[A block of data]
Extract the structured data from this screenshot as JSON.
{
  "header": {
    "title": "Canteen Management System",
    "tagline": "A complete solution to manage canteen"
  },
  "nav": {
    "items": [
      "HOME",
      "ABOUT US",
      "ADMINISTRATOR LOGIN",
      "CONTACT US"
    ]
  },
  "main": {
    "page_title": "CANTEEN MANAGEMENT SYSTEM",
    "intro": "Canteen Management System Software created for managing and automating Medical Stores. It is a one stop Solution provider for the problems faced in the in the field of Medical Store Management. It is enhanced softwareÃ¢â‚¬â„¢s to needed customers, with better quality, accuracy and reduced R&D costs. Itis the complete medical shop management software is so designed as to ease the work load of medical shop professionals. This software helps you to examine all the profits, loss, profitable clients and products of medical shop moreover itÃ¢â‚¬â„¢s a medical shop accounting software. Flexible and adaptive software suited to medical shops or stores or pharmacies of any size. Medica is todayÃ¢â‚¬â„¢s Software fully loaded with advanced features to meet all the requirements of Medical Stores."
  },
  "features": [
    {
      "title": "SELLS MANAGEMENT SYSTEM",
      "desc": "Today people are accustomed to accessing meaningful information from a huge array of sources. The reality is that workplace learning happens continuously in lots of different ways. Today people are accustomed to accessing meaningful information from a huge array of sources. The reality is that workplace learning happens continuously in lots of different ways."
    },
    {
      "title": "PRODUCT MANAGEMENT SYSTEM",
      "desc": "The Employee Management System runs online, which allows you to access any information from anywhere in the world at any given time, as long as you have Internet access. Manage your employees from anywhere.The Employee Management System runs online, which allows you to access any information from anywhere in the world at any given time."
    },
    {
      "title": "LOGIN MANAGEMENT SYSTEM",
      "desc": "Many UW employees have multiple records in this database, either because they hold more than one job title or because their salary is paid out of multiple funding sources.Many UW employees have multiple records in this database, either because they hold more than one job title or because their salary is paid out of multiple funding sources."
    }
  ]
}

> [What this task involves]: Show each line of the data that contains the string "LOGIN".

> [Solution to this problem]:
      "ADMINISTRATOR LOGIN",
      "title": "LOGIN MANAGEMENT SYSTEM",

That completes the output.